++++ DATA FOR THE TASK ++++
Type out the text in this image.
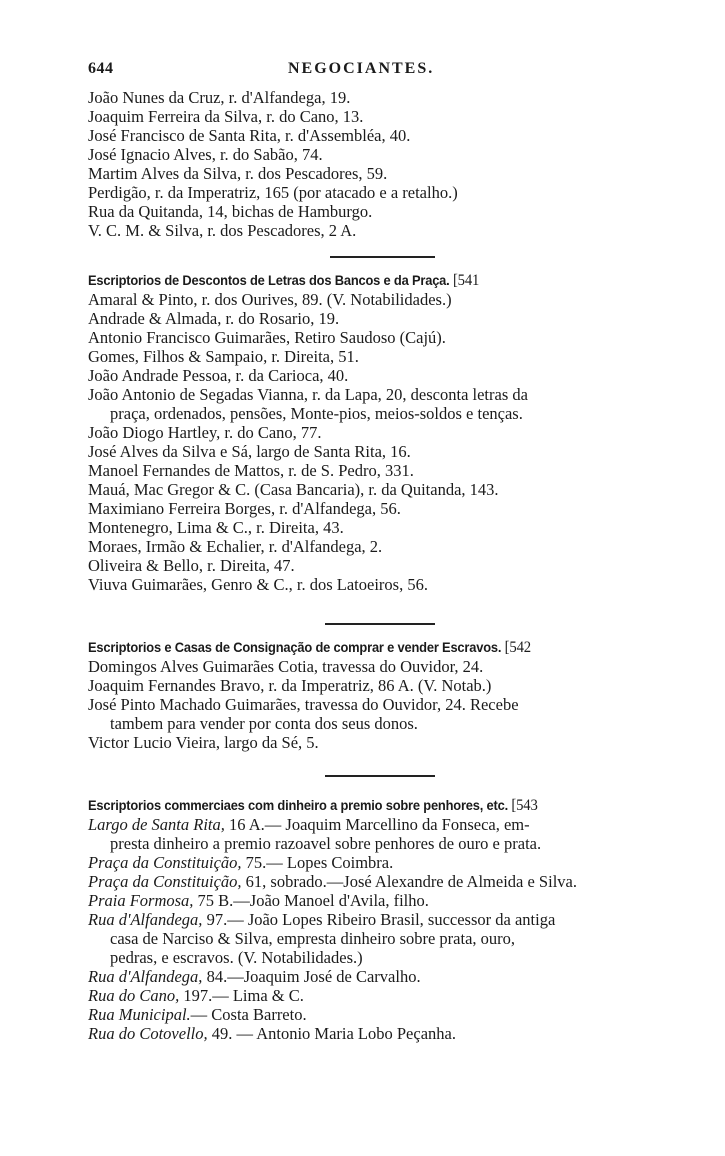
644	NEGOCIANTES.
João Nunes da Cruz, r. d'Alfandega, 19.
Joaquim Ferreira da Silva, r. do Cano, 13.
José Francisco de Santa Rita, r. d'Assembléa, 40.
José Ignacio Alves, r. do Sabão, 74.
Martim Alves da Silva, r. dos Pescadores, 59.
Perdigão, r. da Imperatriz, 165 (por atacado e a retalho.)
Rua da Quitanda, 14, bichas de Hamburgo.
V. C. M. & Silva, r. dos Pescadores, 2 A.
Escriptorios de Descontos de Letras dos Bancos e da Praça. [541
Amaral & Pinto, r. dos Ourives, 89. (V. Notabilidades.)
Andrade & Almada, r. do Rosario, 19.
Antonio Francisco Guimarães, Retiro Saudoso (Cajú).
Gomes, Filhos & Sampaio, r. Direita, 51.
João Andrade Pessoa, r. da Carioca, 40.
João Antonio de Segadas Vianna, r. da Lapa, 20, desconta letras da
praça, ordenados, pensões, Monte-pios, meios-soldos e tenças.
João Diogo Hartley, r. do Cano, 77.
José Alves da Silva e Sá, largo de Santa Rita, 16.
Manoel Fernandes de Mattos, r. de S. Pedro, 331.
Mauá, Mac Gregor & C. (Casa Bancaria), r. da Quitanda, 143.
Maximiano Ferreira Borges, r. d'Alfandega, 56.
Montenegro, Lima & C., r. Direita, 43.
Moraes, Irmão & Echalier, r. d'Alfandega, 2.
Oliveira & Bello, r. Direita, 47.
Viuva Guimarães, Genro & C., r. dos Latoeiros, 56.
Escriptorios e Casas de Consignação de comprar e vender Escravos. [542
Domingos Alves Guimarães Cotia, travessa do Ouvidor, 24.
Joaquim Fernandes Bravo, r. da Imperatriz, 86 A. (V. Notab.)
José Pinto Machado Guimarães, travessa do Ouvidor, 24. Recebe
tambem para vender por conta dos seus donos.
Victor Lucio Vieira, largo da Sé, 5.
Escriptorios commerciaes com dinheiro a premio sobre penhores, etc. [543
Largo de Santa Rita, 16 A.— Joaquim Marcellino da Fonseca, em-
presta dinheiro a premio razoavel sobre penhores de ouro e prata.
Praça da Constituição, 75.— Lopes Coimbra.
Praça da Constituição, 61, sobrado.—José Alexandre de Almeida e Silva.
Praia Formosa, 75 B.—João Manoel d'Avila, filho.
Rua d'Alfandega, 97.— João Lopes Ribeiro Brasil, successor da antiga
casa de Narciso & Silva, empresta dinheiro sobre prata, ouro,
pedras, e escravos. (V. Notabilidades.)
Rua d'Alfandega, 84.—Joaquim José de Carvalho.
Rua do Cano, 197.— Lima & C.
Rua Municipal.— Costa Barreto.
Rua do Cotovello, 49. — Antonio Maria Lobo Peçanha.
++++
Pick out each line in the material containing "João".

João Nunes da Cruz, r. d'Alfandega, 19.
João Andrade Pessoa, r. da Carioca, 40.
João Antonio de Segadas Vianna, r. da Lapa, 20, desconta letras da
João Diogo Hartley, r. do Cano, 77.
Praia Formosa, 75 B.—João Manoel d'Avila, filho.
Rua d'Alfandega, 97.— João Lopes Ribeiro Brasil, successor da antiga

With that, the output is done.